Challenge:
Leave every picture out and write out the records below exactly.
[BEGIN Given records]
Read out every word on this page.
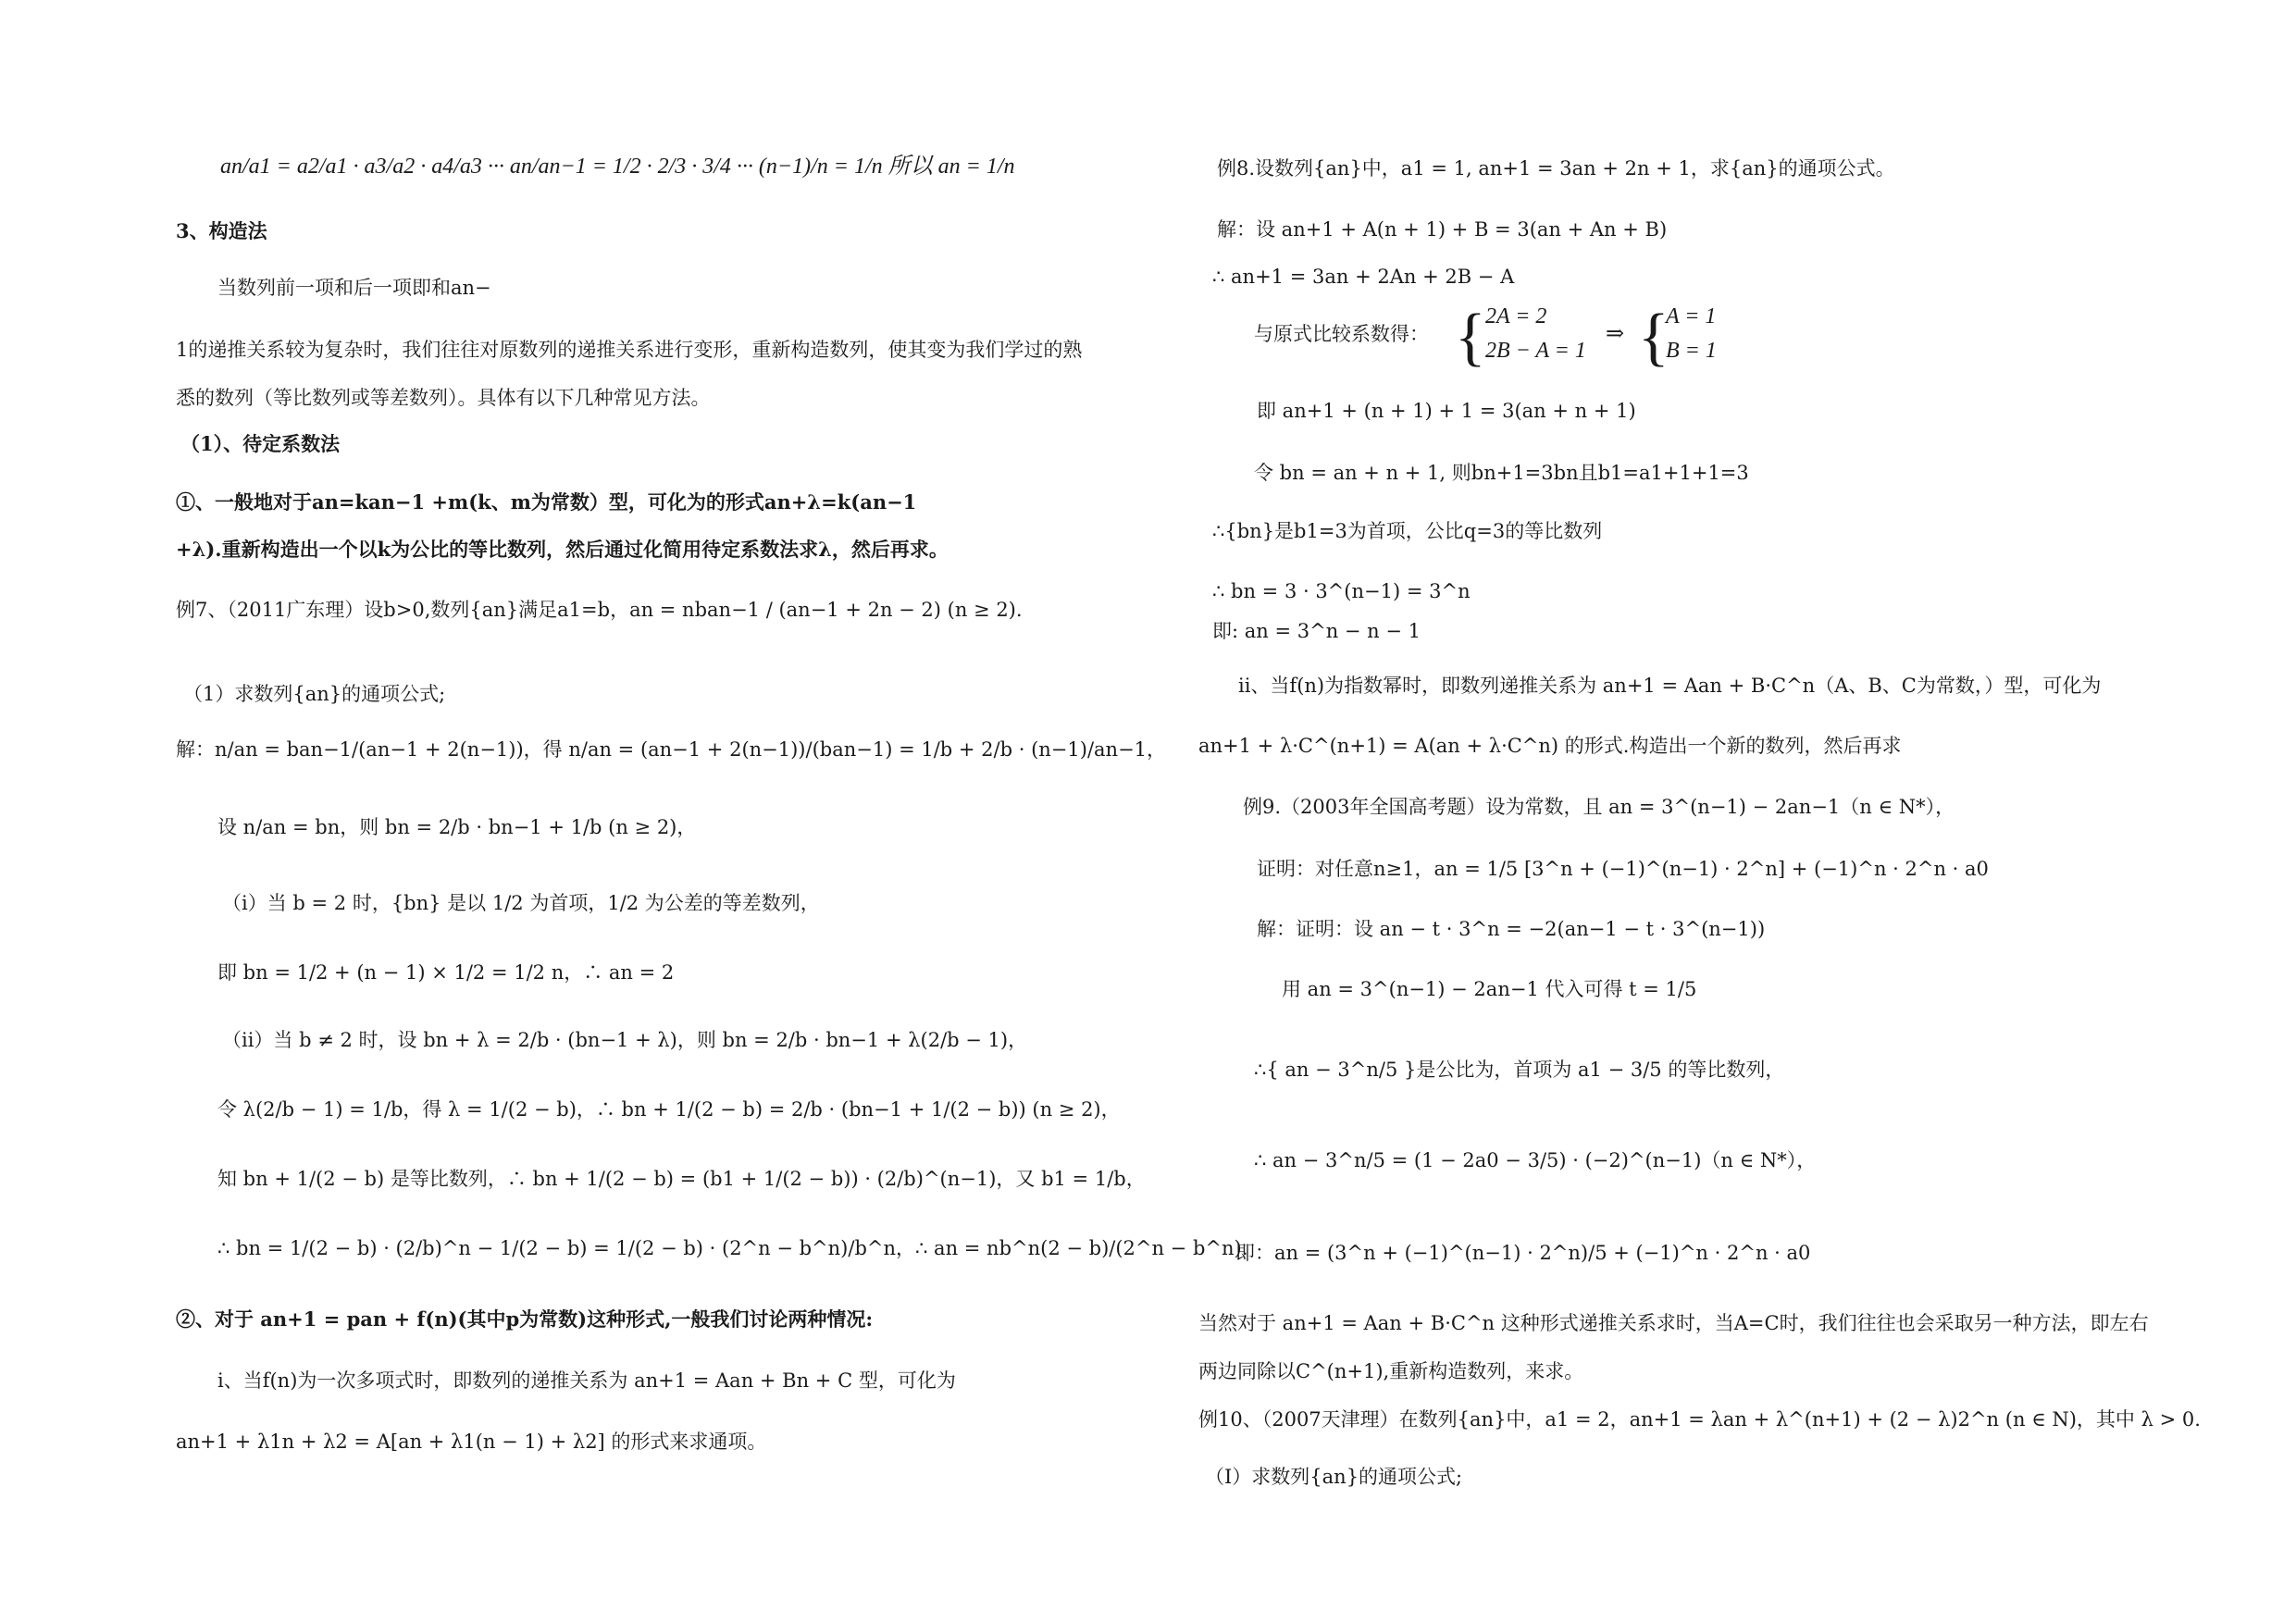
an/a1 = a2/a1 · a3/a2 · a4/a3 ··· an/an−1 = 1/2 · 2/3 · 3/4 ··· (n−1)/n = 1/n 所以 an = 1/n
3、构造法
当数列前一项和后一项即和an−
1的递推关系较为复杂时，我们往往对原数列的递推关系进行变形，重新构造数列，使其变为我们学过的熟
悉的数列（等比数列或等差数列）。具体有以下几种常见方法。
（1）、待定系数法
①、一般地对于an=kan−1 +m(k、m为常数）型，可化为的形式an+λ=k(an−1
+λ).重新构造出一个以k为公比的等比数列，然后通过化简用待定系数法求λ，然后再求。
例7、（2011广东理）设b>0,数列{an}满足a1=b，an = nban−1 / (an−1 + 2n − 2) (n ≥ 2).
（1）求数列{an}的通项公式;
解：n/an = ban−1/(an−1 + 2(n−1))，得 n/an = (an−1 + 2(n−1))/(ban−1) = 1/b + 2/b · (n−1)/an−1，
设 n/an = bn，则 bn = 2/b · bn−1 + 1/b (n ≥ 2)，
（ⅰ）当 b = 2 时，{bn} 是以 1/2 为首项，1/2 为公差的等差数列，
即 bn = 1/2 + (n − 1) × 1/2 = 1/2 n，∴ an = 2
（ⅱ）当 b ≠ 2 时，设 bn + λ = 2/b · (bn−1 + λ)，则 bn = 2/b · bn−1 + λ(2/b − 1)，
令 λ(2/b − 1) = 1/b，得 λ = 1/(2 − b)，∴ bn + 1/(2 − b) = 2/b · (bn−1 + 1/(2 − b)) (n ≥ 2)，
知 bn + 1/(2 − b) 是等比数列，∴ bn + 1/(2 − b) = (b1 + 1/(2 − b)) · (2/b)^(n−1)，又 b1 = 1/b，
∴ bn = 1/(2 − b) · (2/b)^n − 1/(2 − b) = 1/(2 − b) · (2^n − b^n)/b^n，∴ an = nb^n(2 − b)/(2^n − b^n).
②、对于 an+1 = pan + f(n)(其中p为常数)这种形式,一般我们讨论两种情况:
i、当f(n)为一次多项式时，即数列的递推关系为 an+1 = Aan + Bn + C 型，可化为
an+1 + λ1n + λ2 = A[an + λ1(n − 1) + λ2] 的形式来求通项。
例8.设数列{an}中，a1 = 1, an+1 = 3an + 2n + 1，求{an}的通项公式。
解：设 an+1 + A(n + 1) + B = 3(an + An + B)
∴ an+1 = 3an + 2An + 2B − A
与原式比较系数得： { 2A = 2
2B − A = 1
⇒ {
A = 1
B = 1
即 an+1 + (n + 1) + 1 = 3(an + n + 1)
令 bn = an + n + 1, 则bn+1=3bn且b1=a1+1+1=3
∴{bn}是b1=3为首项，公比q=3的等比数列
∴ bn = 3 · 3^(n−1) = 3^n
即: an = 3^n − n − 1
ii、当f(n)为指数幂时，即数列递推关系为 an+1 = Aan + B·C^n（A、B、C为常数，）型，可化为
an+1 + λ·C^(n+1) = A(an + λ·C^n) 的形式.构造出一个新的数列，然后再求
例9.（2003年全国高考题）设为常数，且 an = 3^(n−1) − 2an−1（n ∈ N*），
证明：对任意n≥1，an = 1/5 [3^n + (−1)^(n−1) · 2^n] + (−1)^n · 2^n · a0
解：证明：设 an − t · 3^n = −2(an−1 − t · 3^(n−1))
用 an = 3^(n−1) − 2an−1 代入可得 t = 1/5
∴{ an − 3^n/5 }是公比为，首项为 a1 − 3/5 的等比数列，
∴ an − 3^n/5 = (1 − 2a0 − 3/5) · (−2)^(n−1)（n ∈ N*），
即：an = (3^n + (−1)^(n−1) · 2^n)/5 + (−1)^n · 2^n · a0
当然对于 an+1 = Aan + B·C^n 这种形式递推关系求时，当A=C时，我们往往也会采取另一种方法，即左右
两边同除以C^(n+1),重新构造数列，来求。
例10、（2007天津理）在数列{an}中，a1 = 2，an+1 = λan + λ^(n+1) + (2 − λ)2^n (n ∈ N)，其中 λ > 0.
（Ⅰ）求数列{an}的通项公式;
[END Given records]
Result for this exercise:
Read out every word on this page.
an/a1 = a2/a1 · a3/a2 · a4/a3 ··· an/an−1 = 1/2 · 2/3 · 3/4 ··· (n−1)/n = 1/n 所以 an = 1/n
3、构造法
当数列前一项和后一项即和an−
1的递推关系较为复杂时，我们往往对原数列的递推关系进行变形，重新构造数列，使其变为我们学过的熟
悉的数列（等比数列或等差数列）。具体有以下几种常见方法。
（1）、待定系数法
①、一般地对于an=kan−1 +m(k、m为常数）型，可化为的形式an+λ=k(an−1
+λ).重新构造出一个以k为公比的等比数列，然后通过化简用待定系数法求λ，然后再求。
例7、（2011广东理）设b>0,数列{an}满足a1=b，an = nban−1 / (an−1 + 2n − 2) (n ≥ 2).
（1）求数列{an}的通项公式;
解：n/an = ban−1/(an−1 + 2(n−1))，得 n/an = (an−1 + 2(n−1))/(ban−1) = 1/b + 2/b · (n−1)/an−1，
设 n/an = bn，则 bn = 2/b · bn−1 + 1/b (n ≥ 2)，
（ⅰ）当 b = 2 时，{bn} 是以 1/2 为首项，1/2 为公差的等差数列，
即 bn = 1/2 + (n − 1) × 1/2 = 1/2 n，∴ an = 2
（ⅱ）当 b ≠ 2 时，设 bn + λ = 2/b · (bn−1 + λ)，则 bn = 2/b · bn−1 + λ(2/b − 1)，
令 λ(2/b − 1) = 1/b，得 λ = 1/(2 − b)，∴ bn + 1/(2 − b) = 2/b · (bn−1 + 1/(2 − b)) (n ≥ 2)，
知 bn + 1/(2 − b) 是等比数列，∴ bn + 1/(2 − b) = (b1 + 1/(2 − b)) · (2/b)^(n−1)，又 b1 = 1/b，
∴ bn = 1/(2 − b) · (2/b)^n − 1/(2 − b) = 1/(2 − b) · (2^n − b^n)/b^n，∴ an = nb^n(2 − b)/(2^n − b^n).
②、对于 an+1 = pan + f(n)(其中p为常数)这种形式,一般我们讨论两种情况:
i、当f(n)为一次多项式时，即数列的递推关系为 an+1 = Aan + Bn + C 型，可化为
an+1 + λ1n + λ2 = A[an + λ1(n − 1) + λ2] 的形式来求通项。
例8.设数列{an}中，a1 = 1, an+1 = 3an + 2n + 1，求{an}的通项公式。
解：设 an+1 + A(n + 1) + B = 3(an + An + B)
∴ an+1 = 3an + 2An + 2B − A
与原式比较系数得： { 2A = 2
2B − A = 1
⇒ {
A = 1
B = 1
即 an+1 + (n + 1) + 1 = 3(an + n + 1)
令 bn = an + n + 1, 则bn+1=3bn且b1=a1+1+1=3
∴{bn}是b1=3为首项，公比q=3的等比数列
∴ bn = 3 · 3^(n−1) = 3^n
即: an = 3^n − n − 1
ii、当f(n)为指数幂时，即数列递推关系为 an+1 = Aan + B·C^n（A、B、C为常数，）型，可化为
an+1 + λ·C^(n+1) = A(an + λ·C^n) 的形式.构造出一个新的数列，然后再求
例9.（2003年全国高考题）设为常数，且 an = 3^(n−1) − 2an−1（n ∈ N*），
证明：对任意n≥1，an = 1/5 [3^n + (−1)^(n−1) · 2^n] + (−1)^n · 2^n · a0
解：证明：设 an − t · 3^n = −2(an−1 − t · 3^(n−1))
用 an = 3^(n−1) − 2an−1 代入可得 t = 1/5
∴{ an − 3^n/5 }是公比为，首项为 a1 − 3/5 的等比数列，
∴ an − 3^n/5 = (1 − 2a0 − 3/5) · (−2)^(n−1)（n ∈ N*），
即：an = (3^n + (−1)^(n−1) · 2^n)/5 + (−1)^n · 2^n · a0
当然对于 an+1 = Aan + B·C^n 这种形式递推关系求时，当A=C时，我们往往也会采取另一种方法，即左右
两边同除以C^(n+1),重新构造数列，来求。
例10、（2007天津理）在数列{an}中，a1 = 2，an+1 = λan + λ^(n+1) + (2 − λ)2^n (n ∈ N)，其中 λ > 0.
（Ⅰ）求数列{an}的通项公式;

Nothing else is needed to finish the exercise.